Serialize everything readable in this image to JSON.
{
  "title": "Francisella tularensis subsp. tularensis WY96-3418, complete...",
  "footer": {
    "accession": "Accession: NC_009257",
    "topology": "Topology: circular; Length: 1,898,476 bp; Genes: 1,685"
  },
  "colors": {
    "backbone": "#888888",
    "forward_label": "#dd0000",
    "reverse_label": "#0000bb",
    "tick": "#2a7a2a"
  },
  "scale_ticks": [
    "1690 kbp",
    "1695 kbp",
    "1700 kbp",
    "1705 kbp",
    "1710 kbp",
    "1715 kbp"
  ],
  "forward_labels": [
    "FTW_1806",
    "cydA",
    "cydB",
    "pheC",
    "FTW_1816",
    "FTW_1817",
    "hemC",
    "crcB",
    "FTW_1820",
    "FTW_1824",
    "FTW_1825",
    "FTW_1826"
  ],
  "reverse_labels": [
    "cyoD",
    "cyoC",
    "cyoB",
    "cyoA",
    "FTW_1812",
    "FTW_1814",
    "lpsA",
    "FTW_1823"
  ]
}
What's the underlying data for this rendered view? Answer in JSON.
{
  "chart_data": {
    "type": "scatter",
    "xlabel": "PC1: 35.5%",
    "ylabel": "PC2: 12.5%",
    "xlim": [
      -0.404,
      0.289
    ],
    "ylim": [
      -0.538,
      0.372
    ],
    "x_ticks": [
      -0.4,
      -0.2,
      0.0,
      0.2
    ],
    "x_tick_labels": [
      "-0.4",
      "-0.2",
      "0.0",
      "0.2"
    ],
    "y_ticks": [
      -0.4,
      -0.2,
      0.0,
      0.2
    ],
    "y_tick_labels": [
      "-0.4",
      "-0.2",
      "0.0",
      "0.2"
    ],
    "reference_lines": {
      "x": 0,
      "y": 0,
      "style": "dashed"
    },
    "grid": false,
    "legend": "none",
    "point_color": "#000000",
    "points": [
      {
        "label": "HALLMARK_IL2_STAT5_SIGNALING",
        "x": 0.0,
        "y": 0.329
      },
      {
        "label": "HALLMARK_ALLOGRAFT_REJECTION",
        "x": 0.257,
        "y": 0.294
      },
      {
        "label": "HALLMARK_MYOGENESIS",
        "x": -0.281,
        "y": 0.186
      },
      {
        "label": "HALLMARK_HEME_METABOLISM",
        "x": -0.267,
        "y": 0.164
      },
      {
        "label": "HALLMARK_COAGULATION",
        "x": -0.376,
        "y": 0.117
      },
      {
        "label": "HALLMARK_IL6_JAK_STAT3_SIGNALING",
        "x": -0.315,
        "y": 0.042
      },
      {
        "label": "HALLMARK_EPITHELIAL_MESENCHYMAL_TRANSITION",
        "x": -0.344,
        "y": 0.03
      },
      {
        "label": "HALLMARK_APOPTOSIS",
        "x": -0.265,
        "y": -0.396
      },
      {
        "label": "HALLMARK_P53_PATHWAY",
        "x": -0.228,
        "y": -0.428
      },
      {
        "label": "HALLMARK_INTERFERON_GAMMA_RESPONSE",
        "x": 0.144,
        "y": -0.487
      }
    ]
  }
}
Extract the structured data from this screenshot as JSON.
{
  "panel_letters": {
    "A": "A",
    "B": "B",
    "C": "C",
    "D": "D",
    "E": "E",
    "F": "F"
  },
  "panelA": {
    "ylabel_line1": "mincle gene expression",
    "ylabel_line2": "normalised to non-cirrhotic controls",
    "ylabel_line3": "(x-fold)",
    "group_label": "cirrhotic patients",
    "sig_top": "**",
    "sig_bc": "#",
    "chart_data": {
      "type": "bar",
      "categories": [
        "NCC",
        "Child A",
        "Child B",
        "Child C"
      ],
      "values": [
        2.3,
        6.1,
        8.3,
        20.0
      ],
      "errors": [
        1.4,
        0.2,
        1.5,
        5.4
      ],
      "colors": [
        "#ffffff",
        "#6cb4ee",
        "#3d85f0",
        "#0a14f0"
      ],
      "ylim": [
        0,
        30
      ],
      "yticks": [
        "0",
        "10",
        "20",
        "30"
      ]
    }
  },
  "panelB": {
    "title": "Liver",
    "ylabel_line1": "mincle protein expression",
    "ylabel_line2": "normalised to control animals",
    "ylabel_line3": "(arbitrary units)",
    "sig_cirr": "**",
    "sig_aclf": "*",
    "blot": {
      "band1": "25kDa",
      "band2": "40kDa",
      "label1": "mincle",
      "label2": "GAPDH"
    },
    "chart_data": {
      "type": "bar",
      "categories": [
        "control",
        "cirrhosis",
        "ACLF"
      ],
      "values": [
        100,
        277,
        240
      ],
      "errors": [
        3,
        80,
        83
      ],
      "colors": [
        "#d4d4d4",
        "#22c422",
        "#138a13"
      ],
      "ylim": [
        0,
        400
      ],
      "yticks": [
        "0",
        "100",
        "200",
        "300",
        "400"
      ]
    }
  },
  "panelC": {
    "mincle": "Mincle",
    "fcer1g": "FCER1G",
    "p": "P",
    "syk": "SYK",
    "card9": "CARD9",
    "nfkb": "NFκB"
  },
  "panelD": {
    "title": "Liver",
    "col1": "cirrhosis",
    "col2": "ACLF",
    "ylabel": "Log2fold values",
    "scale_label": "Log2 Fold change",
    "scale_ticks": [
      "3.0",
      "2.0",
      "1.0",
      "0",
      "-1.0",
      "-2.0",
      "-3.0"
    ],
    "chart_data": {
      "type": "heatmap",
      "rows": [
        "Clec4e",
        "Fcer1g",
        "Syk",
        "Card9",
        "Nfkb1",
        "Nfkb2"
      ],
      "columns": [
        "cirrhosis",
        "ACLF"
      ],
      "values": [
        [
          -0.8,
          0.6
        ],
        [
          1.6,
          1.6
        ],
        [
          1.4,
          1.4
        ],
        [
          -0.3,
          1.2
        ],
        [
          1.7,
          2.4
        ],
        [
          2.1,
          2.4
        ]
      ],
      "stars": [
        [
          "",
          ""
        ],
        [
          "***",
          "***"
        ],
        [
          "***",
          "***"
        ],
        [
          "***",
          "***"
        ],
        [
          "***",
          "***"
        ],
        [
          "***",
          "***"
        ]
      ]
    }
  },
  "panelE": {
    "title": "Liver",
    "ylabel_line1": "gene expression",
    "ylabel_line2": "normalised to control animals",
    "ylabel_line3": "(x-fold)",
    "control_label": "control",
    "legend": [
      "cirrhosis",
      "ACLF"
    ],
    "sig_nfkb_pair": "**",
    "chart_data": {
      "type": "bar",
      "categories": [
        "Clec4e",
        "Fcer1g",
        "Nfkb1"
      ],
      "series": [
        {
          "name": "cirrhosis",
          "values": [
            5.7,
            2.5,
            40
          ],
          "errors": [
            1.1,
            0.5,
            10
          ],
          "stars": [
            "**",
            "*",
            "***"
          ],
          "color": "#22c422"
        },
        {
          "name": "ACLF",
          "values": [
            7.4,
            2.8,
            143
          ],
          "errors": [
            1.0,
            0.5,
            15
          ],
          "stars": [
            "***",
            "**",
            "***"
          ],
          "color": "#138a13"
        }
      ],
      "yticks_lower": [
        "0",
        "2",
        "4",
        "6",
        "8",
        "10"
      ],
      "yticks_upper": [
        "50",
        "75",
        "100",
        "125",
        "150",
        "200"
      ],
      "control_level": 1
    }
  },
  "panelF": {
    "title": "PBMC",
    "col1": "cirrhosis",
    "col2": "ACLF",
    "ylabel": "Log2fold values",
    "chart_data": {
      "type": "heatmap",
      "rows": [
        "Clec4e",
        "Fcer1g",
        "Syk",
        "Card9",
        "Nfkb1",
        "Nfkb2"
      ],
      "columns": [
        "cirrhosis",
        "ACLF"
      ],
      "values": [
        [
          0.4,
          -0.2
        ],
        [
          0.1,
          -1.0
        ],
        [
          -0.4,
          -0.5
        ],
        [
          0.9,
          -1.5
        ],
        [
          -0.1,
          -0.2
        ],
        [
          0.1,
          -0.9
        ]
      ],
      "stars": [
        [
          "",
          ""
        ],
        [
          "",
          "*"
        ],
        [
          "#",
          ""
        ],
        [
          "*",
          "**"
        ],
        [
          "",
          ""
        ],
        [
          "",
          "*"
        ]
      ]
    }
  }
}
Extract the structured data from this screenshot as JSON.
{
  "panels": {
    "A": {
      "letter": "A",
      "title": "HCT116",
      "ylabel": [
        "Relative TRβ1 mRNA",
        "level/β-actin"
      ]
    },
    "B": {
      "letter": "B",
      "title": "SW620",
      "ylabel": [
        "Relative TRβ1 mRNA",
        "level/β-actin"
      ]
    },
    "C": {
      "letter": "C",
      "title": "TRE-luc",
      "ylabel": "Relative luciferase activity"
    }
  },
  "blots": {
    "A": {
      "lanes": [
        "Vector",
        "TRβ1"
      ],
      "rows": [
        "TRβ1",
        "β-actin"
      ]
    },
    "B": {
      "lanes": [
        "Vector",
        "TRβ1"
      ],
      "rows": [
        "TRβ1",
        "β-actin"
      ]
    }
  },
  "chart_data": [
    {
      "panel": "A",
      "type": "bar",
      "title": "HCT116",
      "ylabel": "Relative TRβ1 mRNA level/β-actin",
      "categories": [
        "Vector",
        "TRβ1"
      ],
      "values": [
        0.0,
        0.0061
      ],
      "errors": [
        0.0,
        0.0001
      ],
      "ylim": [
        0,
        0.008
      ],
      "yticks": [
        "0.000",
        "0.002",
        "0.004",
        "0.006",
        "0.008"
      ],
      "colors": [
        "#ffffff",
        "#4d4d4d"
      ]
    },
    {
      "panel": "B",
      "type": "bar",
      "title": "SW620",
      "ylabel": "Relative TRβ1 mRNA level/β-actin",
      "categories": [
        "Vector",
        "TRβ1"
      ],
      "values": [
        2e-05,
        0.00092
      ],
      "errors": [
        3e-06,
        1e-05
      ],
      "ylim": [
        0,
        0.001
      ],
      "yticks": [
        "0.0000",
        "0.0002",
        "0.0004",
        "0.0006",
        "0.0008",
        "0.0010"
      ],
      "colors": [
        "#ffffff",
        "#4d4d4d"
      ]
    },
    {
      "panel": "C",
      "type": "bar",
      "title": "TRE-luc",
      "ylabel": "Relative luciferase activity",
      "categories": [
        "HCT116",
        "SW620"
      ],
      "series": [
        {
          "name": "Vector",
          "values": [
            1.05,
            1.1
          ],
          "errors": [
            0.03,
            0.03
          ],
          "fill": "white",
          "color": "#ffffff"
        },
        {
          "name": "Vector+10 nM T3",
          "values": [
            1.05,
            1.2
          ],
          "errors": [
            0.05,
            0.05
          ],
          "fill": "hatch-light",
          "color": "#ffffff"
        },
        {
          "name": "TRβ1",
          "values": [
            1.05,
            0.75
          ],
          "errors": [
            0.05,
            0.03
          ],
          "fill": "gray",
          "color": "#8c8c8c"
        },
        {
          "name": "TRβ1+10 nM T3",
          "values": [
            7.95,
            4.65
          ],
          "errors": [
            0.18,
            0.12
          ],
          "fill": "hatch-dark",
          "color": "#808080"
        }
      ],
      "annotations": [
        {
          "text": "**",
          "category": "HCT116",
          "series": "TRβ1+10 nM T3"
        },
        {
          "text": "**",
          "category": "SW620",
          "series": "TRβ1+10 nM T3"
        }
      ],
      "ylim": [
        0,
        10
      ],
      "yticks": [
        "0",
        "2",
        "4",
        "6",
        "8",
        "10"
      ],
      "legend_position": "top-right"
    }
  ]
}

◆ ABOUT THIS TASK:
Go through the listing above and copy each line that contains "cirrhotic".

◆ ANSWER:
    "ylabel_line2": "normalised to non-cirrhotic controls",
    "group_label": "cirrhotic patients",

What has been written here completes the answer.